Text extract.

It is fairly typical of O’Dea, who has a formidable track record not only in painting portraits but also in painting sequences or series of portraits under precise, challenging conditions, including his multi-year residency at Kilkenny Arts Festival and a residency at the Centre Culturel Irlandais in Paris.

But what is interesting here is Graeve’s proactive, creative input to the process, which is entirely typical of the man. Graeve, involved in the Irish art world from the 1970s as a curator and initiator – he began to collect work around 1976 – has a wide, generous view of creative life, encompassing not just conventional fine art but also the applied arts, dance, performance, design and making. Graeve’s eclectic collection was built on his close affinity to the artists and works rather than any commercial calculation. The Model cites his affiliation to Karl Ernst Osthaus’s Folkwang principle, based on an holistic view of creativity.

Source excerpt.
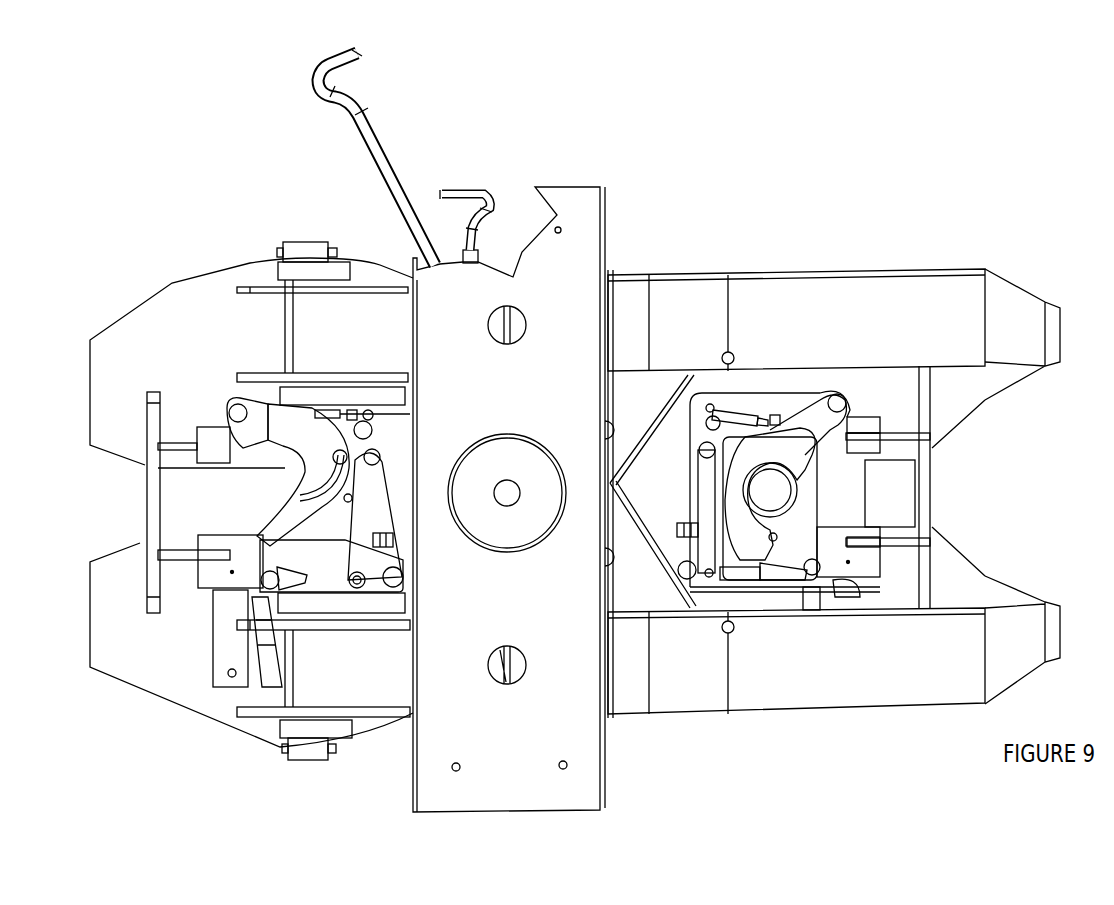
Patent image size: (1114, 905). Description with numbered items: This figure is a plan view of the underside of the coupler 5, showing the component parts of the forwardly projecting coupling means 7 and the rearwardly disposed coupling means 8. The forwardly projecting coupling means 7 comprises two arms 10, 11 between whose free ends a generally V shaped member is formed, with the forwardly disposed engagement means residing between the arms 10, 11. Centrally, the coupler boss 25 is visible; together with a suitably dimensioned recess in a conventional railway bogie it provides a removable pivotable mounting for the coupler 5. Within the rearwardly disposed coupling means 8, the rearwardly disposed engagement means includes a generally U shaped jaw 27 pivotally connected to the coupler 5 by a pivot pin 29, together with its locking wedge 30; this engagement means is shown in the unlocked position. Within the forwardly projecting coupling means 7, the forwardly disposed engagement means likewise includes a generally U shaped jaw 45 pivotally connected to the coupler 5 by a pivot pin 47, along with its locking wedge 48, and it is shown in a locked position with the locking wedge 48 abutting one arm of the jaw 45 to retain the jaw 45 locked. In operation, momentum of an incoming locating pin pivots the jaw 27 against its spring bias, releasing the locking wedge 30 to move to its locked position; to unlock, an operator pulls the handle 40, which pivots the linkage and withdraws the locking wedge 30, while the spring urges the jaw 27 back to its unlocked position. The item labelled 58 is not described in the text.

Stated problem. Resume the article on O'Dea's portraits and Graeve's collection, picking up directly after its last sentence.

The reply.
The Sligo municipal art collection was famously built through the assiduous work of librarian Nora Niland. Her achievement bears comparison with that of Graeve, who has built an exceptional, broad collection of contemporary art with passion and commitment, in the process showing that it can be done without spending a fortune. Add to that a philanthropic instinct. Worryingly, collectors and philanthropy are both increasingly lacking in the field of the contemporary Irish visual arts.